Reproduce every line of the listing below word for word, leaving out the pictures.

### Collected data

+++++

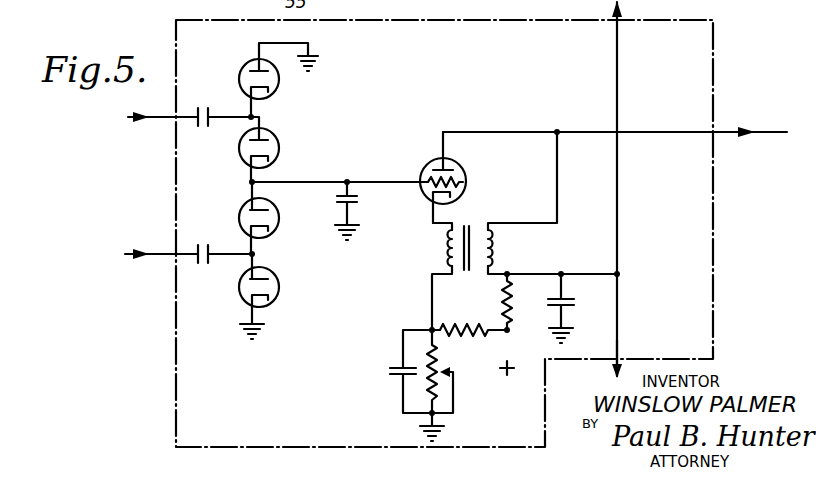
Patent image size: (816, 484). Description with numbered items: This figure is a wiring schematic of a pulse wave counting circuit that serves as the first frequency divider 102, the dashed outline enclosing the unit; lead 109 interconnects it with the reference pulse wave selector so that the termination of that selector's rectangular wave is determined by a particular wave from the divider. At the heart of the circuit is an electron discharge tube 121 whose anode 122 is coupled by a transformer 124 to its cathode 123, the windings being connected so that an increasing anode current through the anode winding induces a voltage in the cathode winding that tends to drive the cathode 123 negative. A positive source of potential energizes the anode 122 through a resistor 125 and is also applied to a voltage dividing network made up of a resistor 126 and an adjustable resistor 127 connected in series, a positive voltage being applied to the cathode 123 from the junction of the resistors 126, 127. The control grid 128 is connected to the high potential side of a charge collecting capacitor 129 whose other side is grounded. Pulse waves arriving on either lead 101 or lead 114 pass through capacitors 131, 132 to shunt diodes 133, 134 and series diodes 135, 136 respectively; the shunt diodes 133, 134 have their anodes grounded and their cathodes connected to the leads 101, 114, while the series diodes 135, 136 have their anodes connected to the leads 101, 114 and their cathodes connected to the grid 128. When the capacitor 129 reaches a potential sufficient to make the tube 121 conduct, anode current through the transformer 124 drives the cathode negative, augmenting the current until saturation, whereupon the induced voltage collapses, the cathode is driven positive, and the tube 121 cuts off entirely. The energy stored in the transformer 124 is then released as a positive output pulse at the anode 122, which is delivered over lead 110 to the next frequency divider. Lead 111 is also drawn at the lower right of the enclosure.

The lead 101 is at (137, 254).
The first frequency divider 102 is at (716, 48).
The lead 109 is at (621, 15).
The lead 110 is at (778, 132).
The lead 111 is at (613, 368).
The lead 114 is at (157, 120).
The electron discharge tube 121 is at (467, 186).
The anode 122 is at (456, 165).
The cathode 123 is at (445, 206).
The transformer 124 is at (497, 256).
The resistor 125 is at (505, 303).
The resistor 126 is at (473, 334).
The adjustable resistor 127 is at (440, 395).
The control grid 128 is at (444, 177).
The charge collecting capacitor 129 is at (359, 201).
The capacitor 131 is at (215, 236).
The capacitor 132 is at (207, 100).
The shunt diode 133 is at (282, 292).
The shunt diode 134 is at (278, 88).
The series diode 135 is at (279, 226).
The series diode 136 is at (283, 150).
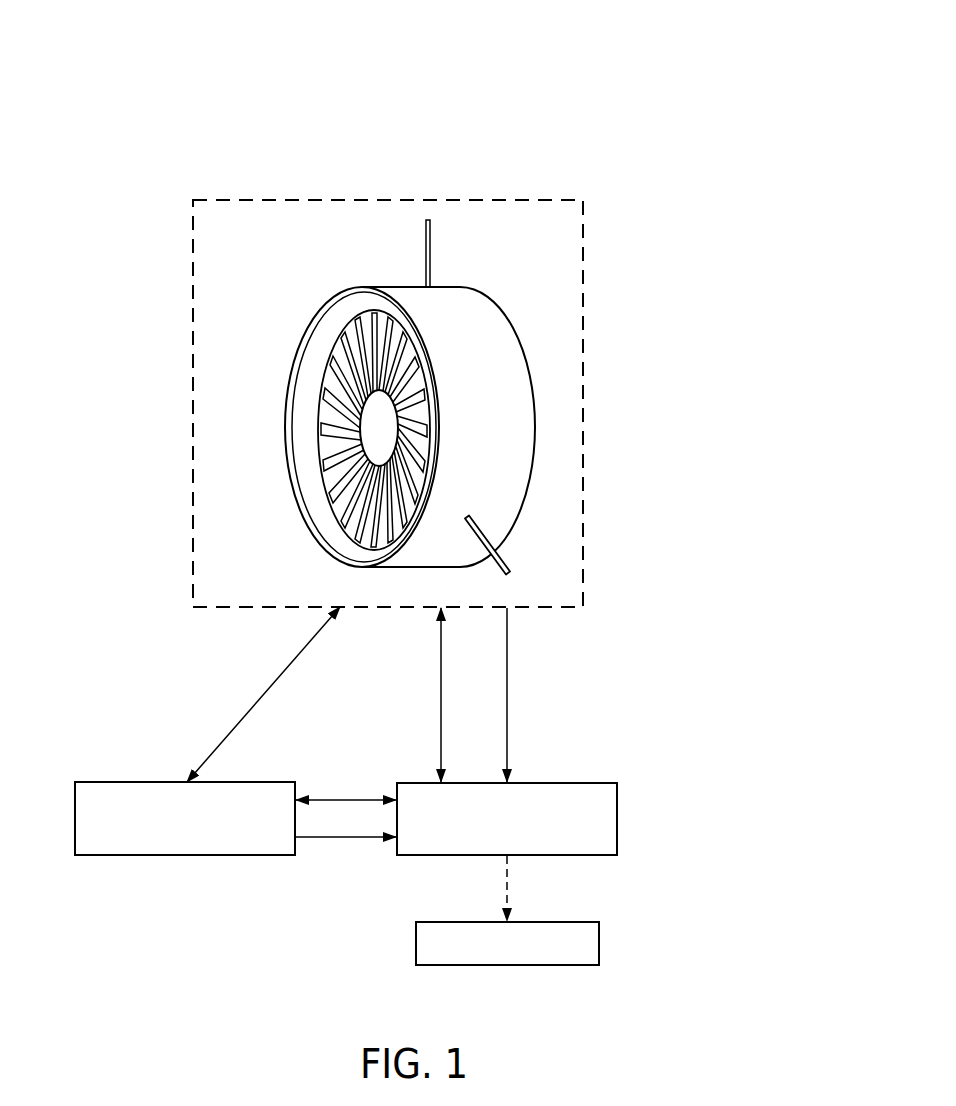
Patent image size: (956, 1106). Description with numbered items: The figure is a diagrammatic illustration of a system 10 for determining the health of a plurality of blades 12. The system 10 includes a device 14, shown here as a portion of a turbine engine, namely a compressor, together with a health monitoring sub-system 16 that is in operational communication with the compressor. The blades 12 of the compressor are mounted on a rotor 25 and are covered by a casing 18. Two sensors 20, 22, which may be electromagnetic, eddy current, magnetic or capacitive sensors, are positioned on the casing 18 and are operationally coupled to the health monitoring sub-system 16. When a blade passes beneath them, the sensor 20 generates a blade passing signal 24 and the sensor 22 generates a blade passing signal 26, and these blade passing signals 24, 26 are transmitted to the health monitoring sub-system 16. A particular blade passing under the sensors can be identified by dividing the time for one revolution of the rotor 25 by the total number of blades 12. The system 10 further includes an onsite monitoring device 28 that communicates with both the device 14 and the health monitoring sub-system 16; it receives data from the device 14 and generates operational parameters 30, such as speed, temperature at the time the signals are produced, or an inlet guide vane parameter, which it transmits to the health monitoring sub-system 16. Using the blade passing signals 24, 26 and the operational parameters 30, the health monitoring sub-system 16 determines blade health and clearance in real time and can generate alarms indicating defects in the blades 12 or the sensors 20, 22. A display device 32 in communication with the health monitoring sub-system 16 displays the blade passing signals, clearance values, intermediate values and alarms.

The system 10 is at (135, 63).
The blades 12 is at (336, 368).
The device 14 is at (585, 370).
The health monitoring sub-system 16 is at (617, 815).
The casing 18 is at (500, 318).
The sensor 20 is at (426, 243).
The sensor 22 is at (507, 551).
The blade passing signal 24 is at (567, 695).
The rotor 25 is at (373, 427).
The blade passing signal 26 is at (507, 680).
The onsite monitoring device 28 is at (103, 782).
The operational parameters 30 is at (345, 837).
The display device 32 is at (599, 942).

+++++

### Exercise output
Patent image size: (816, 484). Description with numbered items: This figure is a wiring schematic of a pulse wave counting circuit that serves as the first frequency divider 102, the dashed outline enclosing the unit; lead 109 interconnects it with the reference pulse wave selector so that the termination of that selector's rectangular wave is determined by a particular wave from the divider. At the heart of the circuit is an electron discharge tube 121 whose anode 122 is coupled by a transformer 124 to its cathode 123, the windings being connected so that an increasing anode current through the anode winding induces a voltage in the cathode winding that tends to drive the cathode 123 negative. A positive source of potential energizes the anode 122 through a resistor 125 and is also applied to a voltage dividing network made up of a resistor 126 and an adjustable resistor 127 connected in series, a positive voltage being applied to the cathode 123 from the junction of the resistors 126, 127. The control grid 128 is connected to the high potential side of a charge collecting capacitor 129 whose other side is grounded. Pulse waves arriving on either lead 101 or lead 114 pass through capacitors 131, 132 to shunt diodes 133, 134 and series diodes 135, 136 respectively; the shunt diodes 133, 134 have their anodes grounded and their cathodes connected to the leads 101, 114, while the series diodes 135, 136 have their anodes connected to the leads 101, 114 and their cathodes connected to the grid 128. When the capacitor 129 reaches a potential sufficient to make the tube 121 conduct, anode current through the transformer 124 drives the cathode negative, augmenting the current until saturation, whereupon the induced voltage collapses, the cathode is driven positive, and the tube 121 cuts off entirely. The energy stored in the transformer 124 is then released as a positive output pulse at the anode 122, which is delivered over lead 110 to the next frequency divider. Lead 111 is also drawn at the lower right of the enclosure.

The lead 101 is at (137, 254).
The first frequency divider 102 is at (716, 48).
The lead 109 is at (621, 15).
The lead 110 is at (778, 132).
The lead 111 is at (613, 368).
The lead 114 is at (157, 120).
The electron discharge tube 121 is at (467, 186).
The anode 122 is at (456, 165).
The cathode 123 is at (445, 206).
The transformer 124 is at (497, 256).
The resistor 125 is at (505, 303).
The resistor 126 is at (473, 334).
The adjustable resistor 127 is at (440, 395).
The control grid 128 is at (444, 177).
The charge collecting capacitor 129 is at (359, 201).
The capacitor 131 is at (215, 236).
The capacitor 132 is at (207, 100).
The shunt diode 133 is at (282, 292).
The shunt diode 134 is at (278, 88).
The series diode 135 is at (279, 226).
The series diode 136 is at (283, 150).
Patent image size: (956, 1106). Description with numbered items: The figure is a diagrammatic illustration of a system 10 for determining the health of a plurality of blades 12. The system 10 includes a device 14, shown here as a portion of a turbine engine, namely a compressor, together with a health monitoring sub-system 16 that is in operational communication with the compressor. The blades 12 of the compressor are mounted on a rotor 25 and are covered by a casing 18. Two sensors 20, 22, which may be electromagnetic, eddy current, magnetic or capacitive sensors, are positioned on the casing 18 and are operationally coupled to the health monitoring sub-system 16. When a blade passes beneath them, the sensor 20 generates a blade passing signal 24 and the sensor 22 generates a blade passing signal 26, and these blade passing signals 24, 26 are transmitted to the health monitoring sub-system 16. A particular blade passing under the sensors can be identified by dividing the time for one revolution of the rotor 25 by the total number of blades 12. The system 10 further includes an onsite monitoring device 28 that communicates with both the device 14 and the health monitoring sub-system 16; it receives data from the device 14 and generates operational parameters 30, such as speed, temperature at the time the signals are produced, or an inlet guide vane parameter, which it transmits to the health monitoring sub-system 16. Using the blade passing signals 24, 26 and the operational parameters 30, the health monitoring sub-system 16 determines blade health and clearance in real time and can generate alarms indicating defects in the blades 12 or the sensors 20, 22. A display device 32 in communication with the health monitoring sub-system 16 displays the blade passing signals, clearance values, intermediate values and alarms.

The system 10 is at (135, 63).
The blades 12 is at (336, 368).
The device 14 is at (585, 370).
The health monitoring sub-system 16 is at (617, 815).
The casing 18 is at (500, 318).
The sensor 20 is at (426, 243).
The sensor 22 is at (507, 551).
The blade passing signal 24 is at (567, 695).
The rotor 25 is at (373, 427).
The blade passing signal 26 is at (507, 680).
The onsite monitoring device 28 is at (103, 782).
The operational parameters 30 is at (345, 837).
The display device 32 is at (599, 942).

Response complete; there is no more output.